[Start Material provided]

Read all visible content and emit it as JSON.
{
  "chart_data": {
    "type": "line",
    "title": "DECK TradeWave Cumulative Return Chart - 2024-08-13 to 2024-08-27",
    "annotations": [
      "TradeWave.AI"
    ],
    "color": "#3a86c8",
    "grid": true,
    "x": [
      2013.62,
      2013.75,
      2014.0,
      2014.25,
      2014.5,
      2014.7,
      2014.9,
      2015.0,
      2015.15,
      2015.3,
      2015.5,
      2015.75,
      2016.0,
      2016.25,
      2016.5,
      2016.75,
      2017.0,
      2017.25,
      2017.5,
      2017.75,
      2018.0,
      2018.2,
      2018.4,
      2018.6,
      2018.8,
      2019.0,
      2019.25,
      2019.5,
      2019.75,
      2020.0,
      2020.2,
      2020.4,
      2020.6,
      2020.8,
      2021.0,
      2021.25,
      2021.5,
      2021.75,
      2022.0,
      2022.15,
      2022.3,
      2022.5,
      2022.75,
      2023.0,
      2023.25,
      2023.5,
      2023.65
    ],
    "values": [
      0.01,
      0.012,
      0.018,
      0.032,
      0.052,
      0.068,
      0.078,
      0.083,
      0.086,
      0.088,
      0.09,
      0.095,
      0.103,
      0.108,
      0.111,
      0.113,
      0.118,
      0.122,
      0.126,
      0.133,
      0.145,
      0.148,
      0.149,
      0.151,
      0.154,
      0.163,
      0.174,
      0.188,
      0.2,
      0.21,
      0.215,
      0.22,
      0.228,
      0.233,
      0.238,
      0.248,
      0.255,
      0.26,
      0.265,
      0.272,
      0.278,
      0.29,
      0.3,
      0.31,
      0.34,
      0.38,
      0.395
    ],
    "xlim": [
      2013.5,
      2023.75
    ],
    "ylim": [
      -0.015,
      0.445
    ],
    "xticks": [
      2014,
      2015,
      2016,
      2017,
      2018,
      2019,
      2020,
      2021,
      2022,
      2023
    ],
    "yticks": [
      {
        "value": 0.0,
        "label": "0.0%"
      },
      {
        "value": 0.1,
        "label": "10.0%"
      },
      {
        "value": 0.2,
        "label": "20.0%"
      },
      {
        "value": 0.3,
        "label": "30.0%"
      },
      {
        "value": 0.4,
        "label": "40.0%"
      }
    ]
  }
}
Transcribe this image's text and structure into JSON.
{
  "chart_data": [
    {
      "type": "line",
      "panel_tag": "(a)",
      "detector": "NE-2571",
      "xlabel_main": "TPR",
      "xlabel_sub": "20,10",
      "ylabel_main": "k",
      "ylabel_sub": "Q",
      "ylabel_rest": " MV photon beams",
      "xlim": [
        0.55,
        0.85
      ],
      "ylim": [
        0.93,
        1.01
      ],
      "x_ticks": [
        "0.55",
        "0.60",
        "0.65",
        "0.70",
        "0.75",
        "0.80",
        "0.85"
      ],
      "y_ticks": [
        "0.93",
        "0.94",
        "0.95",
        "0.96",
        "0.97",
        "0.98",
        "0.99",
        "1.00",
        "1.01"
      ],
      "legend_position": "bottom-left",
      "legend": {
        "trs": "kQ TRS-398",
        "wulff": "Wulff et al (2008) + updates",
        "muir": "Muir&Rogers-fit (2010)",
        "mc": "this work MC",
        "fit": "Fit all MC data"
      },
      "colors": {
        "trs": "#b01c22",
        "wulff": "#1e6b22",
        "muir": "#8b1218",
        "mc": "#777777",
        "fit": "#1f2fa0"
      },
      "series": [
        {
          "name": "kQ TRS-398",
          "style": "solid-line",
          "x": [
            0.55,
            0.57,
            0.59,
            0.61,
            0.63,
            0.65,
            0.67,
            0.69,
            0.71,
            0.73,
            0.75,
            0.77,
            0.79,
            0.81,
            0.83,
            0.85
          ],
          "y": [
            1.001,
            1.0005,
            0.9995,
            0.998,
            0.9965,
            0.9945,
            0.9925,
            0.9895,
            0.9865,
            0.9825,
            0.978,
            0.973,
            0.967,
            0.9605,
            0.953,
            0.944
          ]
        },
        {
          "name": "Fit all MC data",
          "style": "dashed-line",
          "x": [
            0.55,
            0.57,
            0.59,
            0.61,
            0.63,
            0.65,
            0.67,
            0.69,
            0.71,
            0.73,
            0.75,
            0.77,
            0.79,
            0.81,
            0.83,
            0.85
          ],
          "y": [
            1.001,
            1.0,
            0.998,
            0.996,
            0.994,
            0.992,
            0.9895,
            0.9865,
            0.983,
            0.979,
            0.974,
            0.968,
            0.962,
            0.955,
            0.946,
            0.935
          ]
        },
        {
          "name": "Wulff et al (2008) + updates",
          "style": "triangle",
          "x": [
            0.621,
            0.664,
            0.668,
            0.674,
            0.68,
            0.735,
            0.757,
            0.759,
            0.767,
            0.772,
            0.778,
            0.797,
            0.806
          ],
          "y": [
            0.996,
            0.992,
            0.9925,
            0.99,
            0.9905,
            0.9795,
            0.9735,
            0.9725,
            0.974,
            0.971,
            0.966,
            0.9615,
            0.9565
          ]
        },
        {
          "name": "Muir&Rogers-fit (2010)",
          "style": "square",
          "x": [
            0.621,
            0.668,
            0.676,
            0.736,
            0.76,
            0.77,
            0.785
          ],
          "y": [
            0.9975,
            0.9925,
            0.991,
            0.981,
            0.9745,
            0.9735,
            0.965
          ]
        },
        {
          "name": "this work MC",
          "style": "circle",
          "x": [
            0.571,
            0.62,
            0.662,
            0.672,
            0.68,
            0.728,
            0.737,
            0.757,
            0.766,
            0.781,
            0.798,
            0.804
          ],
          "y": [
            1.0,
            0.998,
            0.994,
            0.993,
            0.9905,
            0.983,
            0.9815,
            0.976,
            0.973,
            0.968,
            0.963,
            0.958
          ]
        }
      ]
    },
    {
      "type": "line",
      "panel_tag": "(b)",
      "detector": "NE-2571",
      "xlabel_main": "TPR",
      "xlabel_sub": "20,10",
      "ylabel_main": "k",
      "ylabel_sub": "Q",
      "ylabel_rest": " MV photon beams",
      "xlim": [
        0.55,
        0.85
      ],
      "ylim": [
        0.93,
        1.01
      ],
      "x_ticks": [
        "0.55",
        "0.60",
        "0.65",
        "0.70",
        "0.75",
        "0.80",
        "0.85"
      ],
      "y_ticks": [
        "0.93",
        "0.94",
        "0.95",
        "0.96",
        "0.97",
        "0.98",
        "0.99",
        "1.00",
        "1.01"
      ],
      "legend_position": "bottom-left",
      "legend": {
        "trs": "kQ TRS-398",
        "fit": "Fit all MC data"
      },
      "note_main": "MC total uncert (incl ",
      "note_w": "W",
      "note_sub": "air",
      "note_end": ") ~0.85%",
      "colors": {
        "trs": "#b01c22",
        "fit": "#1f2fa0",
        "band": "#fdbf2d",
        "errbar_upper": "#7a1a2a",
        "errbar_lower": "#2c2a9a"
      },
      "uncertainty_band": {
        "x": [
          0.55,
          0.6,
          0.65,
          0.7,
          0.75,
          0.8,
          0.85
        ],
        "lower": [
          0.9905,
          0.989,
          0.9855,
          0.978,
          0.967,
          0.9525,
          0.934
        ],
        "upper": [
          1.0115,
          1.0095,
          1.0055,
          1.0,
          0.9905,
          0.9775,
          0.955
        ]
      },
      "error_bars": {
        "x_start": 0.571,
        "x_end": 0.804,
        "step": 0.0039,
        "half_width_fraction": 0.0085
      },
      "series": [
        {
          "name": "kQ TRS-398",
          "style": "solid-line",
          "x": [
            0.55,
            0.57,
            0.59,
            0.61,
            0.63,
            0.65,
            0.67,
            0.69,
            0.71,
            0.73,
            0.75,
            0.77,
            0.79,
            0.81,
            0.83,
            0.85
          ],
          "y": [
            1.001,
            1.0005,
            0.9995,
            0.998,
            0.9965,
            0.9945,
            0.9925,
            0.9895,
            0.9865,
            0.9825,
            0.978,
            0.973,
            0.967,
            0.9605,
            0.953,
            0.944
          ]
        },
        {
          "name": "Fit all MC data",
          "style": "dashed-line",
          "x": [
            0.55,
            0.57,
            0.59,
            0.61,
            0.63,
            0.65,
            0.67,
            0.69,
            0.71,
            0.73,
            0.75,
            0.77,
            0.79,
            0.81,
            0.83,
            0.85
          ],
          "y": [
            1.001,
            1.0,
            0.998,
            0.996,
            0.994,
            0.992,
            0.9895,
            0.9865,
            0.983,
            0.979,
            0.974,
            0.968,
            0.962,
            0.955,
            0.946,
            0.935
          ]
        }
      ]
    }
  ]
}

[End Material provided]

#### Problem description
Go through the entries above and copy every line containing "name".

#### Problem solution
          "name": "kQ TRS-398",
          "name": "Fit all MC data",
          "name": "Wulff et al (2008) + updates",
          "name": "Muir&Rogers-fit (2010)",
          "name": "this work MC",
          "name": "kQ TRS-398",
          "name": "Fit all MC data",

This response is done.